* Set problem: Restate exactly the lines below, from the one containing "Parse this chart and return its data as JSON." through the final line, and leave out the pictures.

* Material for this task:
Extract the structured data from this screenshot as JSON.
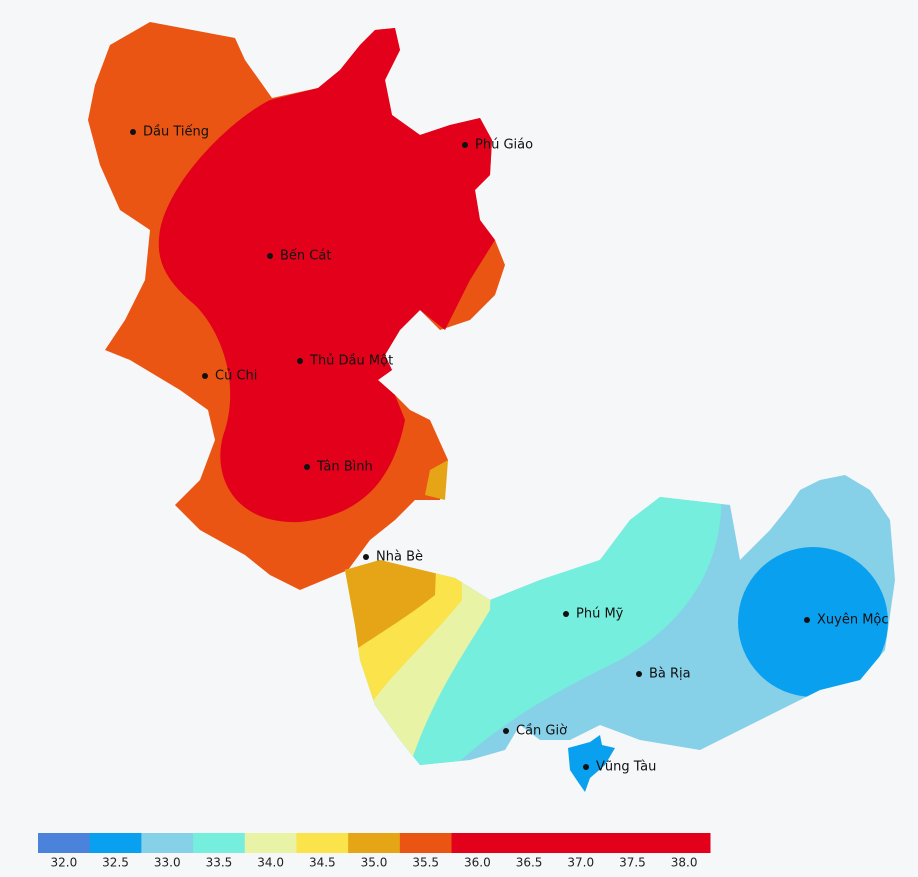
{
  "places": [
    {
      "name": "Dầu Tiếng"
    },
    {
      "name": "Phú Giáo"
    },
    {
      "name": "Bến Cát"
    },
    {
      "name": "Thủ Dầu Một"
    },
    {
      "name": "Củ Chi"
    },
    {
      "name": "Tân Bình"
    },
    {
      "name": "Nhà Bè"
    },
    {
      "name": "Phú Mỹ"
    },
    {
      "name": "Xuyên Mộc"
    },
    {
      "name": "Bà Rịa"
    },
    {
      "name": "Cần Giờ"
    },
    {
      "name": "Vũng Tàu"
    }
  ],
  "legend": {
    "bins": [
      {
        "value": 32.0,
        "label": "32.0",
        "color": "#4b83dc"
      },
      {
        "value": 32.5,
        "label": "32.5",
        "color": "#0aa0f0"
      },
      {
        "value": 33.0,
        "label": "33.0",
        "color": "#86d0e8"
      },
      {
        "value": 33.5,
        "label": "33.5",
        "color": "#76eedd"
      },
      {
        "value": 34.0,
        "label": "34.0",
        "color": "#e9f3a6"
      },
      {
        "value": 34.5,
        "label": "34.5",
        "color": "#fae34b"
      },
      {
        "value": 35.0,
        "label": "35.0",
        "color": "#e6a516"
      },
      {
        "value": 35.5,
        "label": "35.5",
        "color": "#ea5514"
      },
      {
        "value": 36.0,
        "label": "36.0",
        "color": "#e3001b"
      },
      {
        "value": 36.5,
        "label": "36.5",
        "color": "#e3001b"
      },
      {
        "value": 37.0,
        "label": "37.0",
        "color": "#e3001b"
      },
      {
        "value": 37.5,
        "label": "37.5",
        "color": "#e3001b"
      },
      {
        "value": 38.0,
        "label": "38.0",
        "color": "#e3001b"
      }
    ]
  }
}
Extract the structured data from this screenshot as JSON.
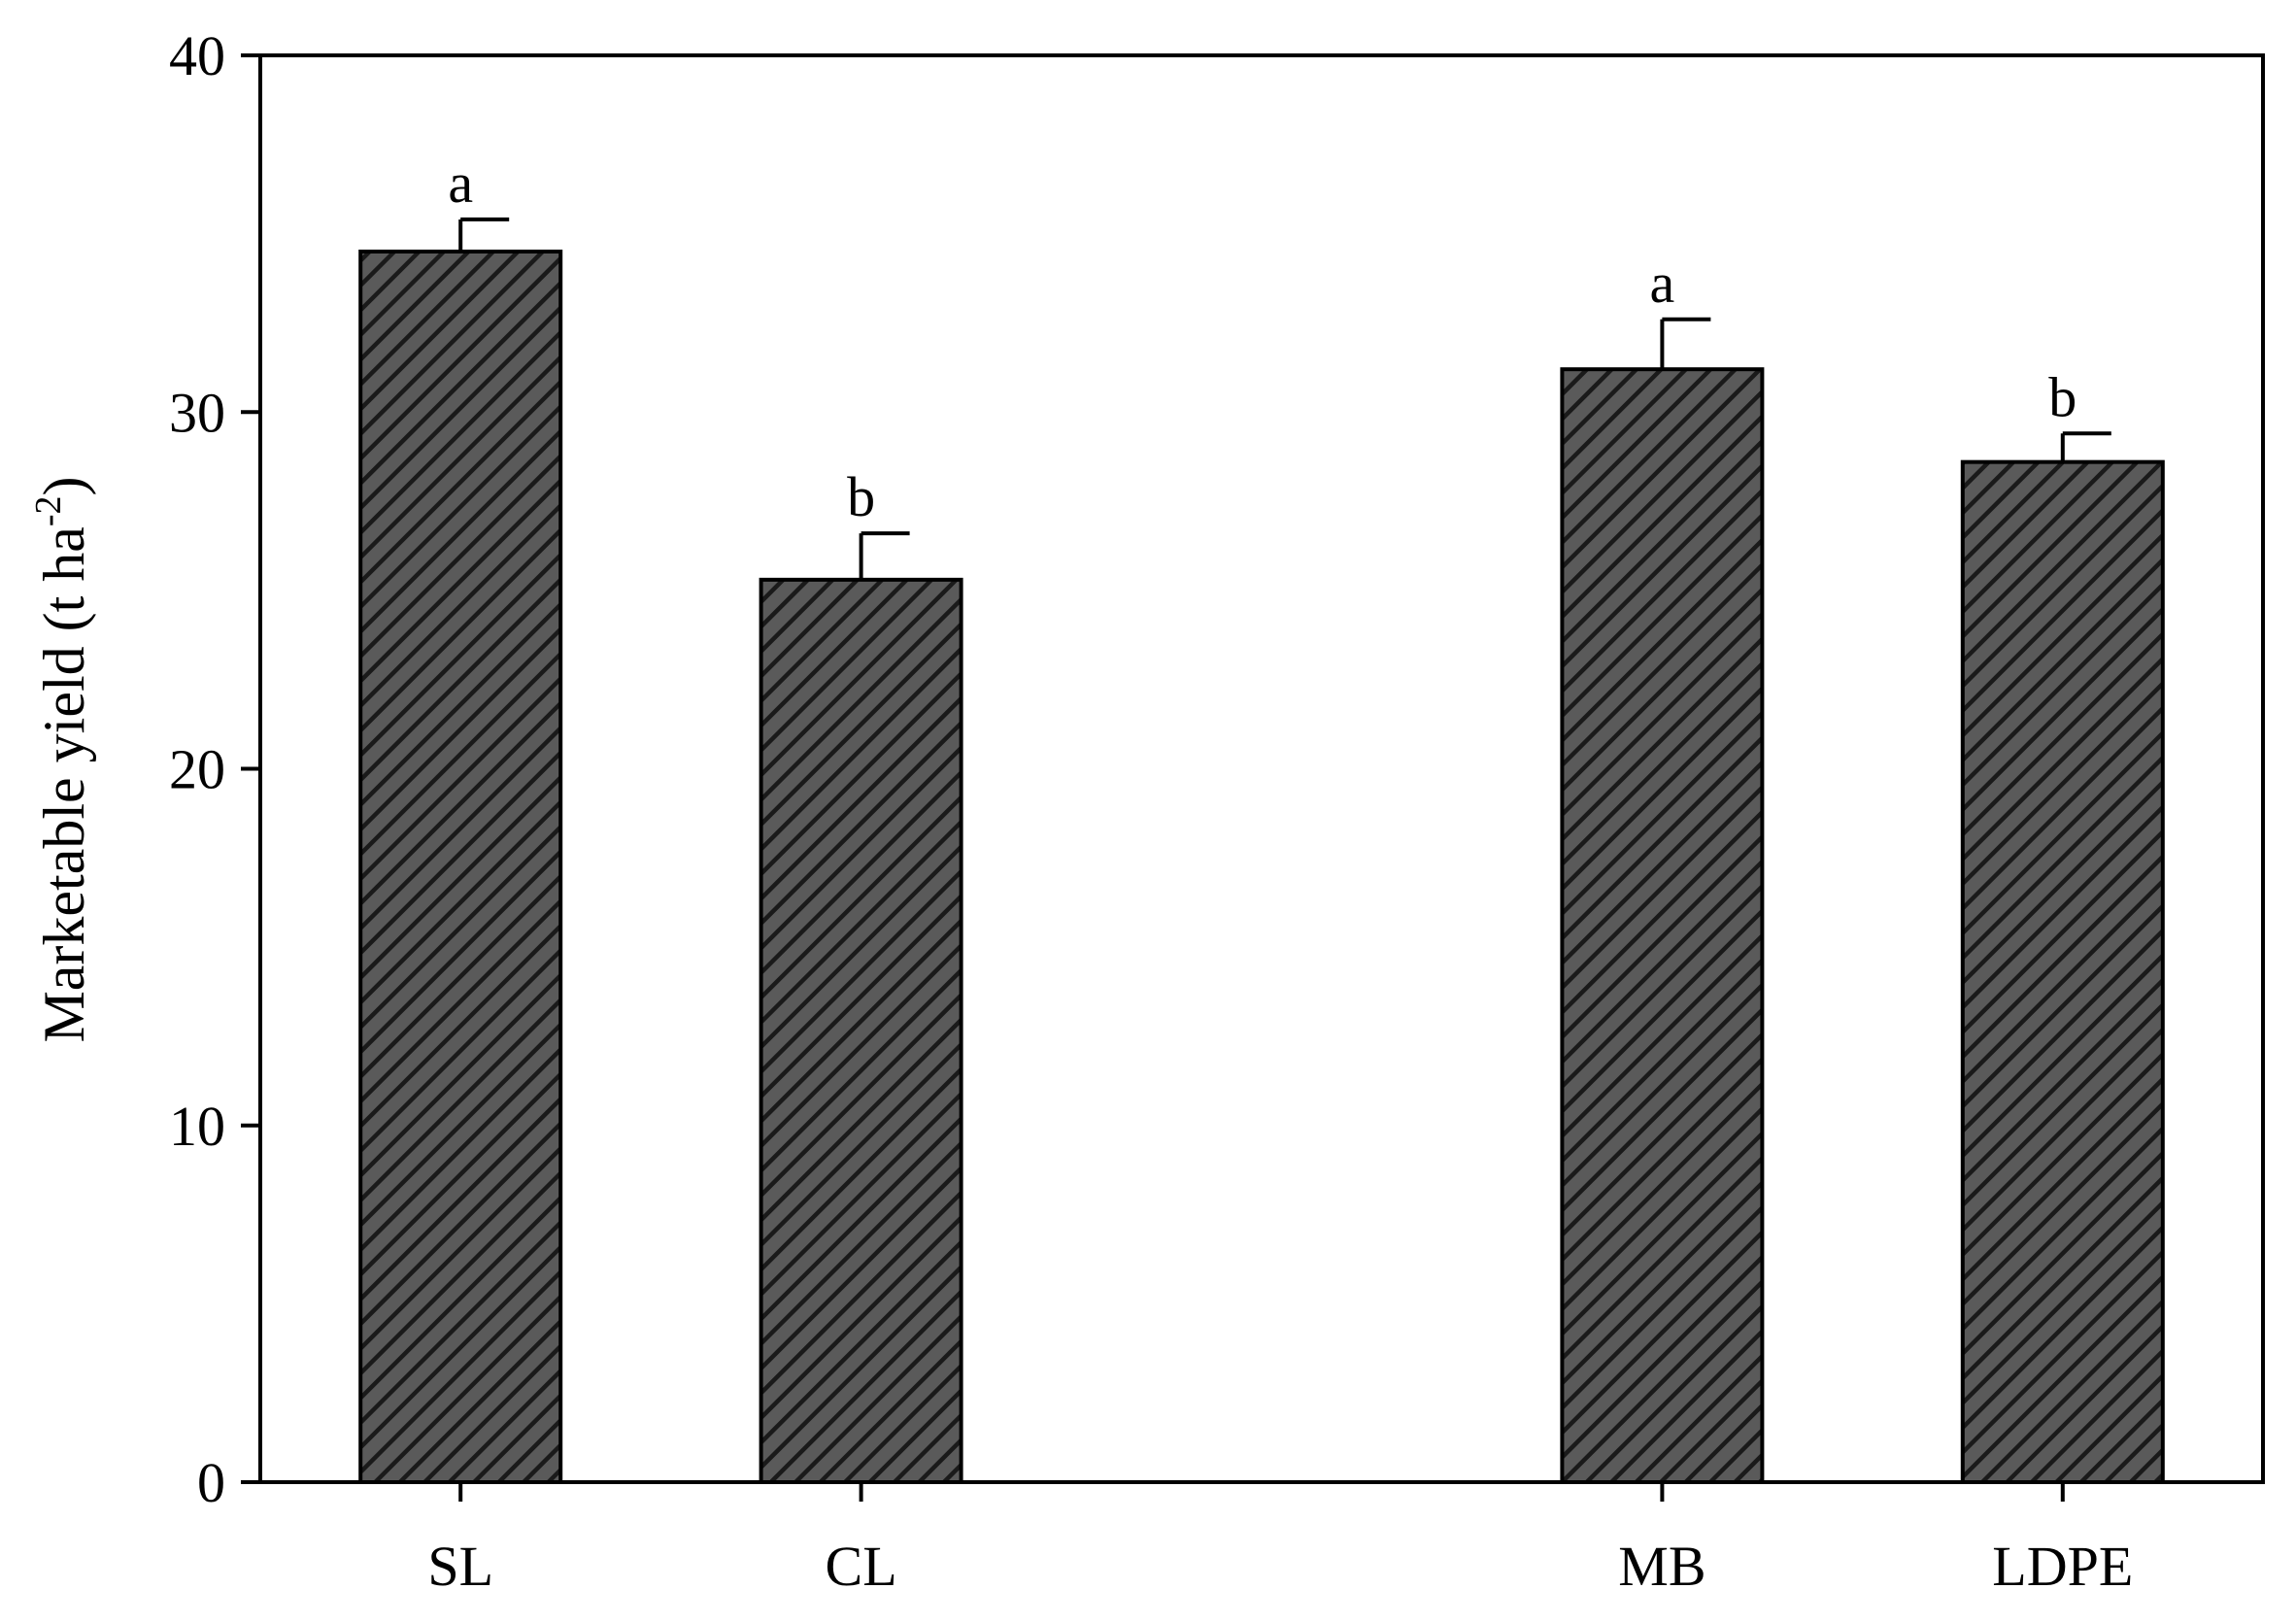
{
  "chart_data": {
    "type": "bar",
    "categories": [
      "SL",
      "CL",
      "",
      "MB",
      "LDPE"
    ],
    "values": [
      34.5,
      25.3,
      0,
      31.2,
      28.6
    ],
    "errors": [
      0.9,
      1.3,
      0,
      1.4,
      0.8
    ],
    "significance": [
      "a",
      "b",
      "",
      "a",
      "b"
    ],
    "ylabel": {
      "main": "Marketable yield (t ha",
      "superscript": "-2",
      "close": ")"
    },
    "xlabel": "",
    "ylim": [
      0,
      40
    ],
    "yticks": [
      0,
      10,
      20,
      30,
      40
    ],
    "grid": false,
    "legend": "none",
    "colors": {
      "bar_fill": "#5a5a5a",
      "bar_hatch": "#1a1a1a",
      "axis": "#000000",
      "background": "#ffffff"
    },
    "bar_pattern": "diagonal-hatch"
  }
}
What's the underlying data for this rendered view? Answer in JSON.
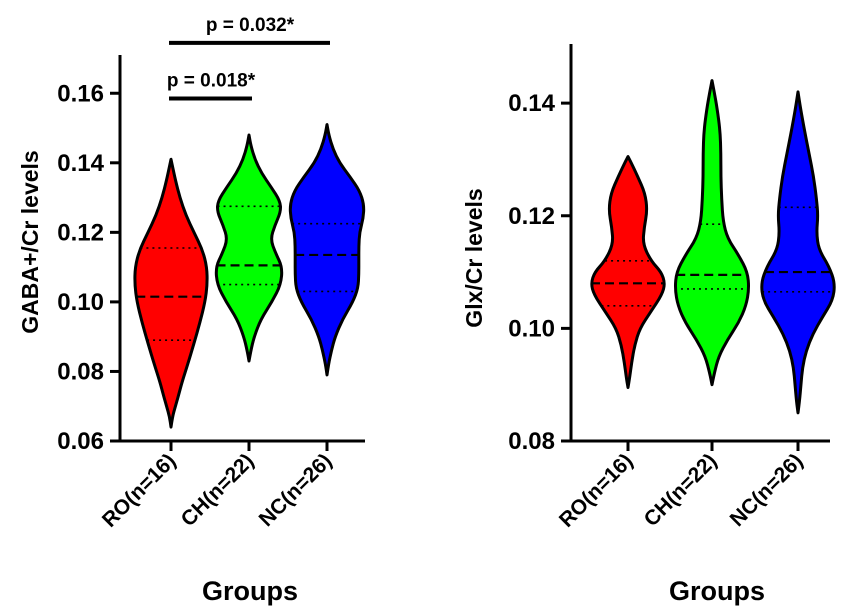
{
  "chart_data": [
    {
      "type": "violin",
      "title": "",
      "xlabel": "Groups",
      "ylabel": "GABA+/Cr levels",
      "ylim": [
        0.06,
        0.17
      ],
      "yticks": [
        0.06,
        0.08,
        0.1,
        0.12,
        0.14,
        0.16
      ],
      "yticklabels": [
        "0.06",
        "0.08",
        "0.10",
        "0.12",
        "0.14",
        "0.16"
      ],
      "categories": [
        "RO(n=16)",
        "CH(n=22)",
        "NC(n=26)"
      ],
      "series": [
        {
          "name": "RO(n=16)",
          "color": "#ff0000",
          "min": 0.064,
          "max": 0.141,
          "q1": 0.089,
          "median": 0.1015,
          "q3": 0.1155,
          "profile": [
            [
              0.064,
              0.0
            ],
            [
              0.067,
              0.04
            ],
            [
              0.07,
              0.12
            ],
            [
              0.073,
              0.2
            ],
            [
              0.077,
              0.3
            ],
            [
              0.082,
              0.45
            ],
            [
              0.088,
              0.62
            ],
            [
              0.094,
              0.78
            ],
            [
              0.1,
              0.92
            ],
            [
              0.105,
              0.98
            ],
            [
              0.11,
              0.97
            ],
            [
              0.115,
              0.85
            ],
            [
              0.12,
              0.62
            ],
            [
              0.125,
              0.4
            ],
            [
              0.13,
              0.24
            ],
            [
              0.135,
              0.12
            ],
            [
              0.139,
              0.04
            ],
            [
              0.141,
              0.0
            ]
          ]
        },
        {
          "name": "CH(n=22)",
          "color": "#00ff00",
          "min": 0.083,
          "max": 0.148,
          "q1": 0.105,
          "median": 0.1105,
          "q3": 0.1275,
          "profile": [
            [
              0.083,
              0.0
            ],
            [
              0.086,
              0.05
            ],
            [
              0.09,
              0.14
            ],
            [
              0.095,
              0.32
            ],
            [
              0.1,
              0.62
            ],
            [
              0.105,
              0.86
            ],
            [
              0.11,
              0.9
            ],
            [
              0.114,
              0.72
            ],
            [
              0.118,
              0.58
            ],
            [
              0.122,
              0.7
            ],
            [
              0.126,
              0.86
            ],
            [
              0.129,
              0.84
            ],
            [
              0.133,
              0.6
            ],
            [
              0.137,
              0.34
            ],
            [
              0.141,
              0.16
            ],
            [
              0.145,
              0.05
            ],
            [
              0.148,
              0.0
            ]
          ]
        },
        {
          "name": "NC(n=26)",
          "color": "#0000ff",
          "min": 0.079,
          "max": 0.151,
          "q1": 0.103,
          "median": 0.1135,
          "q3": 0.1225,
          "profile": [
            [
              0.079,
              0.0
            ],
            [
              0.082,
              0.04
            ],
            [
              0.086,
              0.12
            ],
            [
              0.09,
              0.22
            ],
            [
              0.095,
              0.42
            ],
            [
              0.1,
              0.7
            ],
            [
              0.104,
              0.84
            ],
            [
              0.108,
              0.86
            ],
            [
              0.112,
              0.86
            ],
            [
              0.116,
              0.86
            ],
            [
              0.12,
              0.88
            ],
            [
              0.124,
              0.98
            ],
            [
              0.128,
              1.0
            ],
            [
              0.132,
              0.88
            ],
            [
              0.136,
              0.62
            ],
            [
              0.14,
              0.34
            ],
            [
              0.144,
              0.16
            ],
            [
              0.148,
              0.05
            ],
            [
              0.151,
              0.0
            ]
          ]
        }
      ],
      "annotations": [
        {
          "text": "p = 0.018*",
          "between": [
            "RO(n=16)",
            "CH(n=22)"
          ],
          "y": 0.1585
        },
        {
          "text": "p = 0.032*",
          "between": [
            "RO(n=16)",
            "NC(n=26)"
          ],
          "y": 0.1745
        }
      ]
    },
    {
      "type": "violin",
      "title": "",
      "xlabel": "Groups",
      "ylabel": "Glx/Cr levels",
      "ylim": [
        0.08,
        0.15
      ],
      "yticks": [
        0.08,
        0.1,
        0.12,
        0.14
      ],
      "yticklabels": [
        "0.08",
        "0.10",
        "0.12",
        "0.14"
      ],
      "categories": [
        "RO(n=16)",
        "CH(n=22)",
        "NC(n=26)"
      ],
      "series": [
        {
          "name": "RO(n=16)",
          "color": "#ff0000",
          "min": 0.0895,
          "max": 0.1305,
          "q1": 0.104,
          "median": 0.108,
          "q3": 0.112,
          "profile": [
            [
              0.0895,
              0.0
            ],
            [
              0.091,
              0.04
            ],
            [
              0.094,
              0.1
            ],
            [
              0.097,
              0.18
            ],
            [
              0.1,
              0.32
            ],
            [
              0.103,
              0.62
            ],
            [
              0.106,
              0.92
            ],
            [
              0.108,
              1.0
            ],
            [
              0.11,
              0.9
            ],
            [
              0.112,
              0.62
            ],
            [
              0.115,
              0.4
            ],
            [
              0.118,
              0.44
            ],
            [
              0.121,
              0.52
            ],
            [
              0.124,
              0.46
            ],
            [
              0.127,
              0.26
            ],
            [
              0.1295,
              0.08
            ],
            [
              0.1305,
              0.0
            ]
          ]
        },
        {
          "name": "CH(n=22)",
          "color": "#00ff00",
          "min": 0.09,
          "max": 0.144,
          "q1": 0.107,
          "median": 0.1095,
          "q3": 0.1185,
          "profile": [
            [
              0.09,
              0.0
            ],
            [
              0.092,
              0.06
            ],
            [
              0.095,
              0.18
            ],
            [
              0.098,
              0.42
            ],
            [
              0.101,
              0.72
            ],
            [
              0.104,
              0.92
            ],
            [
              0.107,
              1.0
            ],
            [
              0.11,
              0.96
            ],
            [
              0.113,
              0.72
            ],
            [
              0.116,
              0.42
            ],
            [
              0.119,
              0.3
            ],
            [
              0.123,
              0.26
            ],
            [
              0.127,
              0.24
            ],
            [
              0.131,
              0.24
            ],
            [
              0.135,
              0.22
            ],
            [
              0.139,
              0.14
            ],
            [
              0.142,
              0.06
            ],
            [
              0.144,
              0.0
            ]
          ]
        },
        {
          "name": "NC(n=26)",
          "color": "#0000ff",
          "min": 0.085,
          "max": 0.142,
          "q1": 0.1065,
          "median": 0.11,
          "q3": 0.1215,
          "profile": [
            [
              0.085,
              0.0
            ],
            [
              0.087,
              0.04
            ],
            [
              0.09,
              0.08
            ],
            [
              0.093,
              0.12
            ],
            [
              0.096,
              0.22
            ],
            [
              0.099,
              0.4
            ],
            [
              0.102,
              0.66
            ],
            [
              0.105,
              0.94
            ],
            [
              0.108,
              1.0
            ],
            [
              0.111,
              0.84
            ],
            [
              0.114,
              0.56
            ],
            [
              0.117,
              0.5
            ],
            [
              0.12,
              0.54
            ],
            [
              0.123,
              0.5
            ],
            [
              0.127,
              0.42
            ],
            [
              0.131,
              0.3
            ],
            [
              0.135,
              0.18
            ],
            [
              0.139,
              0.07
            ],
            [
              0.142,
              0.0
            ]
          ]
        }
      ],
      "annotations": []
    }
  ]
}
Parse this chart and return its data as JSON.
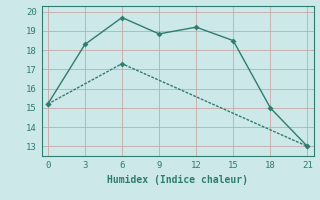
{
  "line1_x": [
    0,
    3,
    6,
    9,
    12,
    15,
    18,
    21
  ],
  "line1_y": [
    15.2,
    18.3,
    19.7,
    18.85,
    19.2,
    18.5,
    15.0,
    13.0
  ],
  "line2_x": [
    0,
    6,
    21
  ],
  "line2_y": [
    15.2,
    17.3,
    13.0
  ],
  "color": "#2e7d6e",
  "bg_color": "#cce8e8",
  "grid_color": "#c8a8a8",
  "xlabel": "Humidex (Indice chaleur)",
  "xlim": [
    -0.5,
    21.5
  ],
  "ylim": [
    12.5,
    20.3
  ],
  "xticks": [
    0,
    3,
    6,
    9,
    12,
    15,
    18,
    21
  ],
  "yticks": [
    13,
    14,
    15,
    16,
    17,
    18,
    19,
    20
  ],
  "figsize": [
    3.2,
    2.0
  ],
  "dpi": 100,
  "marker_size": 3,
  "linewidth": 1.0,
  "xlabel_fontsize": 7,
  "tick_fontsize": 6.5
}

* Solution to this exercise:
Parse this chart and return its data as JSON.
{
  "line1_x": [
    0,
    3,
    6,
    9,
    12,
    15,
    18,
    21
  ],
  "line1_y": [
    15.2,
    18.3,
    19.7,
    18.85,
    19.2,
    18.5,
    15.0,
    13.0
  ],
  "line2_x": [
    0,
    6,
    21
  ],
  "line2_y": [
    15.2,
    17.3,
    13.0
  ],
  "color": "#2e7d6e",
  "bg_color": "#cce8e8",
  "grid_color": "#c8a8a8",
  "xlabel": "Humidex (Indice chaleur)",
  "xlim": [
    -0.5,
    21.5
  ],
  "ylim": [
    12.5,
    20.3
  ],
  "xticks": [
    0,
    3,
    6,
    9,
    12,
    15,
    18,
    21
  ],
  "yticks": [
    13,
    14,
    15,
    16,
    17,
    18,
    19,
    20
  ],
  "figsize": [
    3.2,
    2.0
  ],
  "dpi": 100,
  "marker_size": 3,
  "linewidth": 1.0,
  "xlabel_fontsize": 7,
  "tick_fontsize": 6.5
}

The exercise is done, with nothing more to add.